Given request:
Each record is to be printed again precisely as it reads.

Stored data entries
○ ○ ○ ○ ○ ○ ○

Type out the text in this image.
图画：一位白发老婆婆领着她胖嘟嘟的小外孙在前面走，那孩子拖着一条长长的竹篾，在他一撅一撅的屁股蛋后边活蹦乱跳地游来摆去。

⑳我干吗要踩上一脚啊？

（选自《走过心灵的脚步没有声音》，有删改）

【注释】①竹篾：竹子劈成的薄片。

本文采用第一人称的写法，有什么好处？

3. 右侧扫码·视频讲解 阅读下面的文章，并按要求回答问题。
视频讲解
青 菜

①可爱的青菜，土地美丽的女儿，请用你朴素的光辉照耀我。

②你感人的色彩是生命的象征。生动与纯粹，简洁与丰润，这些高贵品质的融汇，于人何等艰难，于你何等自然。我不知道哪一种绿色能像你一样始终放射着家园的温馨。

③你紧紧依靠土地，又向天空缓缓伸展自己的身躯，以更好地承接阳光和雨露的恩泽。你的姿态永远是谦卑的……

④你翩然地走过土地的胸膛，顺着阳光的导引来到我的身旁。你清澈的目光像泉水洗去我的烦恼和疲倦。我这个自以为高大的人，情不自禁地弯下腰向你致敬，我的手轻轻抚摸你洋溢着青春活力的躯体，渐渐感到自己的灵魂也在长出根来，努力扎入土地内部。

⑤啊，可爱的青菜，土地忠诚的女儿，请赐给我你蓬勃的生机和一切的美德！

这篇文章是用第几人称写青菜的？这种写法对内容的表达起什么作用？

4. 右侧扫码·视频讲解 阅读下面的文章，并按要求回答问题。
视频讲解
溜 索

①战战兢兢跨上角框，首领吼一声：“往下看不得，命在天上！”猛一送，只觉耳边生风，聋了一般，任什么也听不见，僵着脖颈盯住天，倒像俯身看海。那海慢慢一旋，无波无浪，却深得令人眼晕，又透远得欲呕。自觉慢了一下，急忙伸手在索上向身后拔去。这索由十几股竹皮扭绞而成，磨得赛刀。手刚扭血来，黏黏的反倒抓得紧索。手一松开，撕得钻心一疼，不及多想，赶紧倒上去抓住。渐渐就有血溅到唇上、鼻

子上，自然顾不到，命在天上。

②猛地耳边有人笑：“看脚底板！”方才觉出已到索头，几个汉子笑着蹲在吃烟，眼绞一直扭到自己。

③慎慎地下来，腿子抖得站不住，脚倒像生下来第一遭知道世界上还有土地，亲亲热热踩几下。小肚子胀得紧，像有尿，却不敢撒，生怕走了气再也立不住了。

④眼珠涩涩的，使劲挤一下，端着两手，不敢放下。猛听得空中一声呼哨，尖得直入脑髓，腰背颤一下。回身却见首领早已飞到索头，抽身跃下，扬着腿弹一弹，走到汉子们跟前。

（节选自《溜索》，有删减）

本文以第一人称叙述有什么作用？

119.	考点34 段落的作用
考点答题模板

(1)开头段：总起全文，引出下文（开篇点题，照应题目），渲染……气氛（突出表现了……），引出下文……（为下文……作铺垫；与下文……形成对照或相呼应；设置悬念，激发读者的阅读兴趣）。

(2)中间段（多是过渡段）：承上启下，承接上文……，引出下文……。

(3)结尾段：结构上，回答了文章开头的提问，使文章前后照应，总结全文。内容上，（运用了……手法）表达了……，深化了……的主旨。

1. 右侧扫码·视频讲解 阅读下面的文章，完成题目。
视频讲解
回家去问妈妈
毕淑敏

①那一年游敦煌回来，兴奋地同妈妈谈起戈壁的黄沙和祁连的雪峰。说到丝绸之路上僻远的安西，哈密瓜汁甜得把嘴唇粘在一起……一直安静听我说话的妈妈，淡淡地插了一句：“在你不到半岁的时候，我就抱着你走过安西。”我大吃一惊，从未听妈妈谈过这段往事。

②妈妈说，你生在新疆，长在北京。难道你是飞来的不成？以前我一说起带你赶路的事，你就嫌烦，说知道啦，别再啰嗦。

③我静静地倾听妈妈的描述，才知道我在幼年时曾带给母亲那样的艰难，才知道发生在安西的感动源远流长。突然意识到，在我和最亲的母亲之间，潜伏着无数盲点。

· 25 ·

○ ○ ○ ○ ○ ○ ○

Solution for this task:
Type out the text in this image.
图画：一位白发老婆婆领着她胖嘟嘟的小外孙在前面走，那孩子拖着一条长长的竹篾，在他一撅一撅的屁股蛋后边活蹦乱跳地游来摆去。

⑳我干吗要踩上一脚啊？

（选自《走过心灵的脚步没有声音》，有删改）

【注释】①竹篾：竹子劈成的薄片。

本文采用第一人称的写法，有什么好处？

3. 右侧扫码·视频讲解 阅读下面的文章，并按要求回答问题。
视频讲解
青 菜

①可爱的青菜，土地美丽的女儿，请用你朴素的光辉照耀我。

②你感人的色彩是生命的象征。生动与纯粹，简洁与丰润，这些高贵品质的融汇，于人何等艰难，于你何等自然。我不知道哪一种绿色能像你一样始终放射着家园的温馨。

③你紧紧依靠土地，又向天空缓缓伸展自己的身躯，以更好地承接阳光和雨露的恩泽。你的姿态永远是谦卑的……

④你翩然地走过土地的胸膛，顺着阳光的导引来到我的身旁。你清澈的目光像泉水洗去我的烦恼和疲倦。我这个自以为高大的人，情不自禁地弯下腰向你致敬，我的手轻轻抚摸你洋溢着青春活力的躯体，渐渐感到自己的灵魂也在长出根来，努力扎入土地内部。

⑤啊，可爱的青菜，土地忠诚的女儿，请赐给我你蓬勃的生机和一切的美德！

这篇文章是用第几人称写青菜的？这种写法对内容的表达起什么作用？

4. 右侧扫码·视频讲解 阅读下面的文章，并按要求回答问题。
视频讲解
溜 索

①战战兢兢跨上角框，首领吼一声：“往下看不得，命在天上！”猛一送，只觉耳边生风，聋了一般，任什么也听不见，僵着脖颈盯住天，倒像俯身看海。那海慢慢一旋，无波无浪，却深得令人眼晕，又透远得欲呕。自觉慢了一下，急忙伸手在索上向身后拔去。这索由十几股竹皮扭绞而成，磨得赛刀。手刚扭血来，黏黏的反倒抓得紧索。手一松开，撕得钻心一疼，不及多想，赶紧倒上去抓住。渐渐就有血溅到唇上、鼻

子上，自然顾不到，命在天上。

②猛地耳边有人笑：“看脚底板！”方才觉出已到索头，几个汉子笑着蹲在吃烟，眼绞一直扭到自己。

③慎慎地下来，腿子抖得站不住，脚倒像生下来第一遭知道世界上还有土地，亲亲热热踩几下。小肚子胀得紧，像有尿，却不敢撒，生怕走了气再也立不住了。

④眼珠涩涩的，使劲挤一下，端着两手，不敢放下。猛听得空中一声呼哨，尖得直入脑髓，腰背颤一下。回身却见首领早已飞到索头，抽身跃下，扬着腿弹一弹，走到汉子们跟前。

（节选自《溜索》，有删减）

本文以第一人称叙述有什么作用？

119.	考点34 段落的作用
考点答题模板

(1)开头段：总起全文，引出下文（开篇点题，照应题目），渲染……气氛（突出表现了……），引出下文……（为下文……作铺垫；与下文……形成对照或相呼应；设置悬念，激发读者的阅读兴趣）。

(2)中间段（多是过渡段）：承上启下，承接上文……，引出下文……。

(3)结尾段：结构上，回答了文章开头的提问，使文章前后照应，总结全文。内容上，（运用了……手法）表达了……，深化了……的主旨。

1. 右侧扫码·视频讲解 阅读下面的文章，完成题目。
视频讲解
回家去问妈妈
毕淑敏

①那一年游敦煌回来，兴奋地同妈妈谈起戈壁的黄沙和祁连的雪峰。说到丝绸之路上僻远的安西，哈密瓜汁甜得把嘴唇粘在一起……一直安静听我说话的妈妈，淡淡地插了一句：“在你不到半岁的时候，我就抱着你走过安西。”我大吃一惊，从未听妈妈谈过这段往事。

②妈妈说，你生在新疆，长在北京。难道你是飞来的不成？以前我一说起带你赶路的事，你就嫌烦，说知道啦，别再啰嗦。

③我静静地倾听妈妈的描述，才知道我在幼年时曾带给母亲那样的艰难，才知道发生在安西的感动源远流长。突然意识到，在我和最亲的母亲之间，潜伏着无数盲点。

· 25 ·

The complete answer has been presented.